Dataset records:
━━━━━━━━━━━━━━━━

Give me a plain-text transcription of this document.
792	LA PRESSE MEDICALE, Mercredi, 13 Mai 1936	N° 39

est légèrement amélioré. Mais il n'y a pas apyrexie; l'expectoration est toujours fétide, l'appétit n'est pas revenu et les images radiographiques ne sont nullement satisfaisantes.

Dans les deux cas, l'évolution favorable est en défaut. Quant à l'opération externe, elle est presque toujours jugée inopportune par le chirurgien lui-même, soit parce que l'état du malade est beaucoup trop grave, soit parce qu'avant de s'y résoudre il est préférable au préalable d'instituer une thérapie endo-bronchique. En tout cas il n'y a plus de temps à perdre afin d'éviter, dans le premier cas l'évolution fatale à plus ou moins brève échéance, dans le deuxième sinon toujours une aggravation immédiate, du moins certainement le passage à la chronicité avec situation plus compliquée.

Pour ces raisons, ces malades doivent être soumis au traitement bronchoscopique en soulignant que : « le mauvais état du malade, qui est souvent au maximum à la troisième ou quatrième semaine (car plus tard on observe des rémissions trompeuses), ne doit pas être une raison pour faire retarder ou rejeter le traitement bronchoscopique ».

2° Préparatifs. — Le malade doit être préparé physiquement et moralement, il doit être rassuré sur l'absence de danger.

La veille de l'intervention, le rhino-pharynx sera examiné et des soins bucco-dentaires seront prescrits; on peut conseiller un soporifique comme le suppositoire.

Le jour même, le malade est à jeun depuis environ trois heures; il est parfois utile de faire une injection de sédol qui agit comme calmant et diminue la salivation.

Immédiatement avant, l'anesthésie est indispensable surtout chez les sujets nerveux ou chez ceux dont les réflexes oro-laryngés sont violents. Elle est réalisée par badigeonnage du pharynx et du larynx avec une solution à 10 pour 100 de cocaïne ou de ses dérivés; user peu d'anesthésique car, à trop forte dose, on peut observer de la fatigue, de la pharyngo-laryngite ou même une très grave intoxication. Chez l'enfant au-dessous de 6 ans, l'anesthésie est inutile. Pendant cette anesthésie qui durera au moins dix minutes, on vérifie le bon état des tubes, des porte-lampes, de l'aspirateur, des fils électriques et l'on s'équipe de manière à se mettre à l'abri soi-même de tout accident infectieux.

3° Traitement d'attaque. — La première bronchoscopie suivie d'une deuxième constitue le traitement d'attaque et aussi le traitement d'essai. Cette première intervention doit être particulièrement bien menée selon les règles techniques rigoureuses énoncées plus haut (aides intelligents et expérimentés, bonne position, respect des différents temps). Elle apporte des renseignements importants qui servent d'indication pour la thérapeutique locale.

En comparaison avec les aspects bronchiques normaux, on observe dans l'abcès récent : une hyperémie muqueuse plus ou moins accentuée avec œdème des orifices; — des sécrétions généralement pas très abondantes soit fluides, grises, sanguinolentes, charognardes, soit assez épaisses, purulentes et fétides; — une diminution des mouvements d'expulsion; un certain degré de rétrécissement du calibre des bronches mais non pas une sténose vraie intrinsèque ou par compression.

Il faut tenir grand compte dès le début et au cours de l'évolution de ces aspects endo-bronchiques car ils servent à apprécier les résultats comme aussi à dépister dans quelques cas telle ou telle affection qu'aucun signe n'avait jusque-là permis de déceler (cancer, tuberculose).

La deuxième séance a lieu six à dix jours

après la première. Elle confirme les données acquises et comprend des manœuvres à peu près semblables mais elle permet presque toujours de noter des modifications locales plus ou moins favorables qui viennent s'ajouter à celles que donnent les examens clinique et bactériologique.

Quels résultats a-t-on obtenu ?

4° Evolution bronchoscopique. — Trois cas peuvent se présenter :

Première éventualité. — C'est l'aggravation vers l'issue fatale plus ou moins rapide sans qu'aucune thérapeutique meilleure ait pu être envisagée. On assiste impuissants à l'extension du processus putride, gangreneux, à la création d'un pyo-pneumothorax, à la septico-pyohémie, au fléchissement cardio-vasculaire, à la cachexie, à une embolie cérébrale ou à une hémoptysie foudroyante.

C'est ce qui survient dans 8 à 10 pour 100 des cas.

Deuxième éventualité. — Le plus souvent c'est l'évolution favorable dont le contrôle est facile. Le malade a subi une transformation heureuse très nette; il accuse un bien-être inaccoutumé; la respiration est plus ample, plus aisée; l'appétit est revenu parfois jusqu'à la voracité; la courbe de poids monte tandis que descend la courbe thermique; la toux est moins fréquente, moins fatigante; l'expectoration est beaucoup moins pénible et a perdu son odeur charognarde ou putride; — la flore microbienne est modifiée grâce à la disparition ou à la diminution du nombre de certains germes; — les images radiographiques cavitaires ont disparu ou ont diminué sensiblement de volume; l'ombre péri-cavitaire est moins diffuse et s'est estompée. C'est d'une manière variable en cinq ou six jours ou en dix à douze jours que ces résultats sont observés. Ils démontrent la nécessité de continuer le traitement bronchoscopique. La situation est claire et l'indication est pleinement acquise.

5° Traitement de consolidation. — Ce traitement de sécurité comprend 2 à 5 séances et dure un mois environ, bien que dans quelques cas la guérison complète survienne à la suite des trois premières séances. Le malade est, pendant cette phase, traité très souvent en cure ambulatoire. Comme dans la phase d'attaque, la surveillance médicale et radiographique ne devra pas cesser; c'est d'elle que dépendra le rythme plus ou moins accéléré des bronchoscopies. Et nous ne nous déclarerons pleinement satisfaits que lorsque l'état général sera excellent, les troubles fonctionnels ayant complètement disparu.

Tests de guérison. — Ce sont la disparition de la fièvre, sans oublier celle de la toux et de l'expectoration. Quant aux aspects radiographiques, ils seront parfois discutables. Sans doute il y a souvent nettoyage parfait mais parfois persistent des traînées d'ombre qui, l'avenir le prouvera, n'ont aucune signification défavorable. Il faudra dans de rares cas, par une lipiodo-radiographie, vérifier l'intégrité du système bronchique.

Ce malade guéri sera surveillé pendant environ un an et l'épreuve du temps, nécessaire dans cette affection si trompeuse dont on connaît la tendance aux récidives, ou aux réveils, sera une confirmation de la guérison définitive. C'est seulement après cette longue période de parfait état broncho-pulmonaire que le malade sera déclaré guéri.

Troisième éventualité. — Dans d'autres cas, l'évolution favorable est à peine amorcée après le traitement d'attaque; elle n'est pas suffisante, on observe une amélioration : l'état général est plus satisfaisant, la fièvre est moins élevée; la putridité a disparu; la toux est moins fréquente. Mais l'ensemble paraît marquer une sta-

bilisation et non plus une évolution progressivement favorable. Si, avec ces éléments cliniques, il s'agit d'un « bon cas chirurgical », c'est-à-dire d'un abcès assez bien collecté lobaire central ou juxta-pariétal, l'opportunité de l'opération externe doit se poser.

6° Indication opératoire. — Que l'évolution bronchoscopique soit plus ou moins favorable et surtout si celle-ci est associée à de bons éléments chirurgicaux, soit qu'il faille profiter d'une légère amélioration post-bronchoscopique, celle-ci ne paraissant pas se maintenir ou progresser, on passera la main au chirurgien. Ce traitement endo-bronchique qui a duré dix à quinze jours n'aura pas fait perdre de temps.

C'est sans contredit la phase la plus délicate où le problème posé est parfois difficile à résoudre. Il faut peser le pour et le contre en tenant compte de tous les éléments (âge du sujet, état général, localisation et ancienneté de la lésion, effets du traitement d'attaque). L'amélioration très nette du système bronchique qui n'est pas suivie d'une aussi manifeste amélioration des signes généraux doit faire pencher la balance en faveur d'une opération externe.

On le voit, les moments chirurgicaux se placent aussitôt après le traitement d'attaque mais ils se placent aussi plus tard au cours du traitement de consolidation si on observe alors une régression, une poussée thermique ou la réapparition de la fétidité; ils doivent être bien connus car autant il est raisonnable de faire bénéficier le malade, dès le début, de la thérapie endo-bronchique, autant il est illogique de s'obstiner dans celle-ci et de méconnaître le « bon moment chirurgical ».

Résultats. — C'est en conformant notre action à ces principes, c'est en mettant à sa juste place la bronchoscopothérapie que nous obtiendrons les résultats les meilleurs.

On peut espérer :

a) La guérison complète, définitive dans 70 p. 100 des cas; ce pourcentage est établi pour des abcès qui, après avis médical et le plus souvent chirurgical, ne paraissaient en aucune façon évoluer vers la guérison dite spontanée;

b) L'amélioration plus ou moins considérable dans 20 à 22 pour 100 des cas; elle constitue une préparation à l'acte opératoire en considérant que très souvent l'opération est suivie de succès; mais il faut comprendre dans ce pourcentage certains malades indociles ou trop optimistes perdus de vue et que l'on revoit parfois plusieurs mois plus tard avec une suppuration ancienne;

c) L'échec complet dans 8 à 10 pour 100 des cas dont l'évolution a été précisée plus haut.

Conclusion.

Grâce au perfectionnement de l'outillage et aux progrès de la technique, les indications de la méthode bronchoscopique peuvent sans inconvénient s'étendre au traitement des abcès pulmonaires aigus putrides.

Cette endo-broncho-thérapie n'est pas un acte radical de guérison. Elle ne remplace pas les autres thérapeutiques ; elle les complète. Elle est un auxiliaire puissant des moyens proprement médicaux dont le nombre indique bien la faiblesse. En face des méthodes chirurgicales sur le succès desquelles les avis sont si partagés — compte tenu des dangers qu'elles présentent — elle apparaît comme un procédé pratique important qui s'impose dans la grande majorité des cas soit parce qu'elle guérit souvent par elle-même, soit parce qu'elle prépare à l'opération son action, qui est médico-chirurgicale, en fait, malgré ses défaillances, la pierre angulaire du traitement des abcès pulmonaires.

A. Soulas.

━━━━━━━━━━━━━━━━

**Directive:** Find how many lines include the string "peuvent" and report that number alone.

**Solution:** 2